- EXCERPTED DATA
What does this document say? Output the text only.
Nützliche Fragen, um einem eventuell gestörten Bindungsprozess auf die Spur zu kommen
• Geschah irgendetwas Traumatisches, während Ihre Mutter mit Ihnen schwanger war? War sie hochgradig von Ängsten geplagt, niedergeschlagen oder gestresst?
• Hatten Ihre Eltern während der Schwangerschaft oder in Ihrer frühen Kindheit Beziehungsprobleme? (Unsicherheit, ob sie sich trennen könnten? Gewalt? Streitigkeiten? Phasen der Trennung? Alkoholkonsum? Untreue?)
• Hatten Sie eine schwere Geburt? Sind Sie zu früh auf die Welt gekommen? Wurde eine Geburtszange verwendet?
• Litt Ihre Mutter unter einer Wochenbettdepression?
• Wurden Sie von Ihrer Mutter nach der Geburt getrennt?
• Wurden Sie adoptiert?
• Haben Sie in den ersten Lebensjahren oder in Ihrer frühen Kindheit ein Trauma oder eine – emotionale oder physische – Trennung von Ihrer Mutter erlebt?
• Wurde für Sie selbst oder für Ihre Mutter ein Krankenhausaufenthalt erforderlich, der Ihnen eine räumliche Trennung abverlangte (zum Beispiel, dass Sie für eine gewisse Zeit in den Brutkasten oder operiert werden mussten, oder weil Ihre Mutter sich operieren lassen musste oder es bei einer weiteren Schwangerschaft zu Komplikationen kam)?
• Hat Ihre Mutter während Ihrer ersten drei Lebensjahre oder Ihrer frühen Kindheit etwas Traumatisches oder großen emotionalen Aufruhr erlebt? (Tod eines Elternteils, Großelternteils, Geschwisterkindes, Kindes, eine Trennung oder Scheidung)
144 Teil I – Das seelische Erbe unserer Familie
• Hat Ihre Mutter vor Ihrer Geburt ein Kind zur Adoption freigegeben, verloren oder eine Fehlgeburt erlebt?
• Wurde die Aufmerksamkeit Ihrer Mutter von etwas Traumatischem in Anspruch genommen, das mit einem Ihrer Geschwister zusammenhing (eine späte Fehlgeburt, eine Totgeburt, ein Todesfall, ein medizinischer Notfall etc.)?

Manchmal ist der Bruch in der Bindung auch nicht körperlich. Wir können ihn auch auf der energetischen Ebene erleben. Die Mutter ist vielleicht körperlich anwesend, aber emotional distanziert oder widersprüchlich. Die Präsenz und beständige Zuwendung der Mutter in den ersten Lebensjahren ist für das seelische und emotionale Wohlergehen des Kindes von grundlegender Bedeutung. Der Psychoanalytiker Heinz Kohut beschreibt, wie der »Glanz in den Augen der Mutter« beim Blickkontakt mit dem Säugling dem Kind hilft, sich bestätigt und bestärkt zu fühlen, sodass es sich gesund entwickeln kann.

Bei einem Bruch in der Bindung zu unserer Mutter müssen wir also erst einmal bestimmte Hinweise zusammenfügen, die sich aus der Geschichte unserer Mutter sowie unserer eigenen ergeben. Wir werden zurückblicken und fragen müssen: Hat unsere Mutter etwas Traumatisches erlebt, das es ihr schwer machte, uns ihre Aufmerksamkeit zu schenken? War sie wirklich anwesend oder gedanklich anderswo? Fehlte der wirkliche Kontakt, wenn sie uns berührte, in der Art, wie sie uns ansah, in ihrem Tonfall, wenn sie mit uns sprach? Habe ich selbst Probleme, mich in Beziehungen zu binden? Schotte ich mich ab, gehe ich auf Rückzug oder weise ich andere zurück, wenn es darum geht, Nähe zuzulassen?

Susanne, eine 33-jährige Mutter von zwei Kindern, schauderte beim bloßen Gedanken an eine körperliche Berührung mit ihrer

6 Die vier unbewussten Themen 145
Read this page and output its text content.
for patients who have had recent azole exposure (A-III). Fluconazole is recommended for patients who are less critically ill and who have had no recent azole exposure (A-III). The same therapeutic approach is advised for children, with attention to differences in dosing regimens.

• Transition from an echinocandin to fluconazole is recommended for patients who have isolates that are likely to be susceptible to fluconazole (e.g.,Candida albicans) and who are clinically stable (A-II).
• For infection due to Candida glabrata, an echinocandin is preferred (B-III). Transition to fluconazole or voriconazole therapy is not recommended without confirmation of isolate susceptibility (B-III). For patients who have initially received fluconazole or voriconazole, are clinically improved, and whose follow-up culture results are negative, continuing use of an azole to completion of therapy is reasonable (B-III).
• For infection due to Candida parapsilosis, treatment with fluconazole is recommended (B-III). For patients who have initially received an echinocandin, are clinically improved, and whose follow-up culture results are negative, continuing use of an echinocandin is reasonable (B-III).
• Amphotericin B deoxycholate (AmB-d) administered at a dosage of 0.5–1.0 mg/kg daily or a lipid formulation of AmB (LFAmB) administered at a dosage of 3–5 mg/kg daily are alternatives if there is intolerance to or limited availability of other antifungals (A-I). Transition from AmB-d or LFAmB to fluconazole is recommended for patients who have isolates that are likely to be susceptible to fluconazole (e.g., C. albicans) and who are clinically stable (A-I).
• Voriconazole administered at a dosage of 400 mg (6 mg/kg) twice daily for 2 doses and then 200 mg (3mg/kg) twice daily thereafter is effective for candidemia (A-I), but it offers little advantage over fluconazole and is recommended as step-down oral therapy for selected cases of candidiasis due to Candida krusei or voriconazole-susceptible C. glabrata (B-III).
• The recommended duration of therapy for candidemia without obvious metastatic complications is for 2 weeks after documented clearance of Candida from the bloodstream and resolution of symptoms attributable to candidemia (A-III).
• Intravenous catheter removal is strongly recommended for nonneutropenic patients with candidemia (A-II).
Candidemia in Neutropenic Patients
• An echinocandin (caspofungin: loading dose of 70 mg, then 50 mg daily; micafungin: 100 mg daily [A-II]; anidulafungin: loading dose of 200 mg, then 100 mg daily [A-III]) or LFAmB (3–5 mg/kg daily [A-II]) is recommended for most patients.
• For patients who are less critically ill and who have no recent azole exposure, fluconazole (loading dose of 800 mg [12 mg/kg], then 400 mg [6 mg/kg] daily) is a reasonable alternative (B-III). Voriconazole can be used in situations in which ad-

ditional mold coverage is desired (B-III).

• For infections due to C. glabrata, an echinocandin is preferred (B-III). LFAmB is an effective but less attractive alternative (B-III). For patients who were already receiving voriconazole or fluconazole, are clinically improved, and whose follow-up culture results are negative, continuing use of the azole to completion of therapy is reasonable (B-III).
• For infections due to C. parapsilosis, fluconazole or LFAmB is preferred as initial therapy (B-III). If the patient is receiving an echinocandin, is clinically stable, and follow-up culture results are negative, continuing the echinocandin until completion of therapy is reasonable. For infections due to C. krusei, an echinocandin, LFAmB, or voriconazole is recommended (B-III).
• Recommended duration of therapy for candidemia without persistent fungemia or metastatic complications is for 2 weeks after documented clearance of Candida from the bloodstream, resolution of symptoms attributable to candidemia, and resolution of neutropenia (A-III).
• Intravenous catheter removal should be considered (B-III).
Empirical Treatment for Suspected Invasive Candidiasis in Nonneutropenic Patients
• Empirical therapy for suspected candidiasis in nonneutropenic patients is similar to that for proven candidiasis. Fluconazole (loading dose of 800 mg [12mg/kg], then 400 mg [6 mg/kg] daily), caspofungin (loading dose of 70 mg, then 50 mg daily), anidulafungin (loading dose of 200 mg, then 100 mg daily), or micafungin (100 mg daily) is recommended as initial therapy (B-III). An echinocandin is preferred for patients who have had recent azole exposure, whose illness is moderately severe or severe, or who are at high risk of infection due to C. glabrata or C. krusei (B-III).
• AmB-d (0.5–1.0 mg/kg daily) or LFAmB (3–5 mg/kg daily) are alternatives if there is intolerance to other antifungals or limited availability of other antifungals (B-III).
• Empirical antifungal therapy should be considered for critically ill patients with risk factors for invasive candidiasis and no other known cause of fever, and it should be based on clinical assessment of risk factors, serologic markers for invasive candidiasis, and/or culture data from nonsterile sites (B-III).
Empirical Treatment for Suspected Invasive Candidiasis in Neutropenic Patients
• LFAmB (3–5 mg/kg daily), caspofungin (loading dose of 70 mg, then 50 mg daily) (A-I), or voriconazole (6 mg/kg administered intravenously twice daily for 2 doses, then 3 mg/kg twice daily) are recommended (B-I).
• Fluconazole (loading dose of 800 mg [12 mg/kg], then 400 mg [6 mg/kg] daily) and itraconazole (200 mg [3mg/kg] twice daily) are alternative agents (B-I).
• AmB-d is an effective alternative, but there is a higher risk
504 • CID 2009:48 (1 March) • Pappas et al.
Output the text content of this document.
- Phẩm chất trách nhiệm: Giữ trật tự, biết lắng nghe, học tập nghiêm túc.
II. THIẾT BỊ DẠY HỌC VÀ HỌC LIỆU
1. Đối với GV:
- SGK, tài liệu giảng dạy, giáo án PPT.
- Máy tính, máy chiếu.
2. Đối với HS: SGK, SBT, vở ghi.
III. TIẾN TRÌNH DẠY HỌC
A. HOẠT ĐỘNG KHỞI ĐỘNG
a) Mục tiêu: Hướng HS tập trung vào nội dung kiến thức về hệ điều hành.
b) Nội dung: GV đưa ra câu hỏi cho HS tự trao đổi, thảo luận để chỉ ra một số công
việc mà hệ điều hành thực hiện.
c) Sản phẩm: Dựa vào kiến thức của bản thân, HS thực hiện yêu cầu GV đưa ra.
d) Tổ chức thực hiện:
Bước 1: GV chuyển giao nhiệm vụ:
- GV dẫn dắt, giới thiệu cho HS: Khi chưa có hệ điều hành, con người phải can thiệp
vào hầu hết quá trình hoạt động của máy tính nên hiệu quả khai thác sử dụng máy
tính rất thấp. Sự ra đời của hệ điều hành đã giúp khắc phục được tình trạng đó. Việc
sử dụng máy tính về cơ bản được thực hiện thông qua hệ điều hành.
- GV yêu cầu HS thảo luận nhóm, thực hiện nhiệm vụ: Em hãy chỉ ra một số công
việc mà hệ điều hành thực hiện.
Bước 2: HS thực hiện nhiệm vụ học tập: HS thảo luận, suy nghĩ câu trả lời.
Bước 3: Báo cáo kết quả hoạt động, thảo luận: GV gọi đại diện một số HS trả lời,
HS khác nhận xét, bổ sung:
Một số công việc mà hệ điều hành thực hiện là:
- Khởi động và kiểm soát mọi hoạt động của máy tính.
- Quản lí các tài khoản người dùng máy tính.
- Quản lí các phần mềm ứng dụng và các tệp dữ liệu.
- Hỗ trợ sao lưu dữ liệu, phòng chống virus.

- INSTRUCTIONS TO FOLLOW
Return each line of the material above that holds the string "content".

- SOLVED PROBLEM
Read this page and output its text content.
Output the text content of this document.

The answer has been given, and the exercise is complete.